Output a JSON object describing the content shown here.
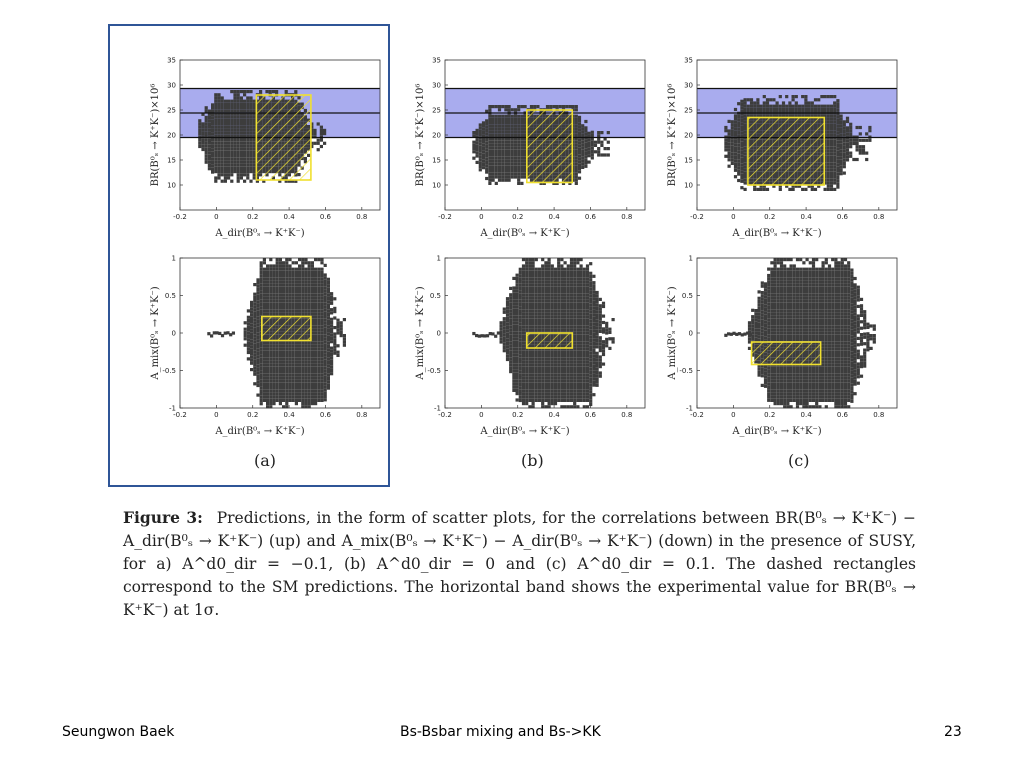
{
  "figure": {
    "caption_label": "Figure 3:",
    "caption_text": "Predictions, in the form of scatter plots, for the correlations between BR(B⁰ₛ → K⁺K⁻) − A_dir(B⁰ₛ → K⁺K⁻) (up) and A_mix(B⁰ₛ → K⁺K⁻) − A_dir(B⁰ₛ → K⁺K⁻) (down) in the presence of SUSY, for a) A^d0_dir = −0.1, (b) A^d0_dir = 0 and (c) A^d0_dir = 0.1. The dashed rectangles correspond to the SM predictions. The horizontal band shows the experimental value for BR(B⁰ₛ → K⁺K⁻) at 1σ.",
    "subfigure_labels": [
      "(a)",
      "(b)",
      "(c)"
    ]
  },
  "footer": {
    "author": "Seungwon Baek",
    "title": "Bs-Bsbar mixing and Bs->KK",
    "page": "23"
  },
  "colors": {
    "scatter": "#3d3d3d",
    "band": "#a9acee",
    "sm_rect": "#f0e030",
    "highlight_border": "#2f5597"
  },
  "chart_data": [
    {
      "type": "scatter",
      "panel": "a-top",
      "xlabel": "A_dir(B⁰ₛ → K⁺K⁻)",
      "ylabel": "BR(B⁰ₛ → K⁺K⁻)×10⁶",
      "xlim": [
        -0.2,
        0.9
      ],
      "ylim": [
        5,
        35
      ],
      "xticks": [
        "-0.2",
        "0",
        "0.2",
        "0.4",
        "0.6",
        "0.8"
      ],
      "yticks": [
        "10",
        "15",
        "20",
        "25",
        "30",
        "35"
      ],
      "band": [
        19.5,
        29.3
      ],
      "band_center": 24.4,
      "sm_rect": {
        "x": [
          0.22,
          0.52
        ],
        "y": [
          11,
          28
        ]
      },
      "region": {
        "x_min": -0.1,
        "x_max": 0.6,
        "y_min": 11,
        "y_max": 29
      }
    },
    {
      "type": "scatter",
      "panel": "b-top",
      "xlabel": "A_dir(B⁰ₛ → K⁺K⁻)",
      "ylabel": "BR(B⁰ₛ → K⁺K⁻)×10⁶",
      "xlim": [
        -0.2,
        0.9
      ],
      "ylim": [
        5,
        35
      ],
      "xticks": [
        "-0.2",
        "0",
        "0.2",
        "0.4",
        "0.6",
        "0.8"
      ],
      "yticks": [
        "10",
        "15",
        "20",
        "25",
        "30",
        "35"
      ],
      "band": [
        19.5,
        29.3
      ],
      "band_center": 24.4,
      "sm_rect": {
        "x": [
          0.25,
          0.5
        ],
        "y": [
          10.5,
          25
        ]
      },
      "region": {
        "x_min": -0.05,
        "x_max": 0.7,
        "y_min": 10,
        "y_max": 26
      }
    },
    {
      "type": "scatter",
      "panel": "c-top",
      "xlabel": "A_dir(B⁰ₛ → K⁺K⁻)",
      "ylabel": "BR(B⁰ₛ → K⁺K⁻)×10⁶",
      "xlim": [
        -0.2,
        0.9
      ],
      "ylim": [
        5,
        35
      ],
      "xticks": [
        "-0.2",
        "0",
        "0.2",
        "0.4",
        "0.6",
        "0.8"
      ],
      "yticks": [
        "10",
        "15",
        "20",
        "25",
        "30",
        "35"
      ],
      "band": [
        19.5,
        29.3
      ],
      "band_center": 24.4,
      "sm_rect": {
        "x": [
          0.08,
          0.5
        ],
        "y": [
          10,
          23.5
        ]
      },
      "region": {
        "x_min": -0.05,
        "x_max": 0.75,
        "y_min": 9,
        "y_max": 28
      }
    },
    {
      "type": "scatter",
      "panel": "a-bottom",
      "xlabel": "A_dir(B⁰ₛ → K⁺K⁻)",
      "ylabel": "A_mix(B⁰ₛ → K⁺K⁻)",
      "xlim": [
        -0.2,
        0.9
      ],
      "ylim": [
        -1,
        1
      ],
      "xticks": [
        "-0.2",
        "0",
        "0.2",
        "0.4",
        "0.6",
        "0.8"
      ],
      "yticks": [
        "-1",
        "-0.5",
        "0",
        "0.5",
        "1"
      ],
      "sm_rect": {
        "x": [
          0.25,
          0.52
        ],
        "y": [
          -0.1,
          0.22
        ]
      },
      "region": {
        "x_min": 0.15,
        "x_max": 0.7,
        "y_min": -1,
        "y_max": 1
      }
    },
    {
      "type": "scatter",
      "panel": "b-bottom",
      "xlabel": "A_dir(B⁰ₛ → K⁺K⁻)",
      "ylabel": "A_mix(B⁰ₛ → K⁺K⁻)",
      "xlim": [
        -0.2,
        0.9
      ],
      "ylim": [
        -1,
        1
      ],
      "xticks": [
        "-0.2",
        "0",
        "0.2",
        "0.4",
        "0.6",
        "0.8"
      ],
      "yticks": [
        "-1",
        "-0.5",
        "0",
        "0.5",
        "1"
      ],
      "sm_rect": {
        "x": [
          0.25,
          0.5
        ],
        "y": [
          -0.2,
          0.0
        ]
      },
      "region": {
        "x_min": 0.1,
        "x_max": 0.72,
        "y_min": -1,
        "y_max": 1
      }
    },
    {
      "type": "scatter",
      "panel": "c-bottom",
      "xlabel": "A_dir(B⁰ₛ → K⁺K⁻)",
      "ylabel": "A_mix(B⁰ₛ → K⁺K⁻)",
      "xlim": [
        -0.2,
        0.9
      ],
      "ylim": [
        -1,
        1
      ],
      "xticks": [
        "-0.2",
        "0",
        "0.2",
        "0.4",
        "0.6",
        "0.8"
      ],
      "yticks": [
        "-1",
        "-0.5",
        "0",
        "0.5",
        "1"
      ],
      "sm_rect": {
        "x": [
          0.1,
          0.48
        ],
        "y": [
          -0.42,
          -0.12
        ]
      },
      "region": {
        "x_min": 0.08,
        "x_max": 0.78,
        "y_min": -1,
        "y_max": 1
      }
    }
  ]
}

· · · · ·

Find the word "panel" in the entries, and copy every line it shows up in.

→ **Full answer**:
      "panel": "a-top",
      "panel": "b-top",
      "panel": "c-top",
      "panel": "a-bottom",
      "panel": "b-bottom",
      "panel": "c-bottom",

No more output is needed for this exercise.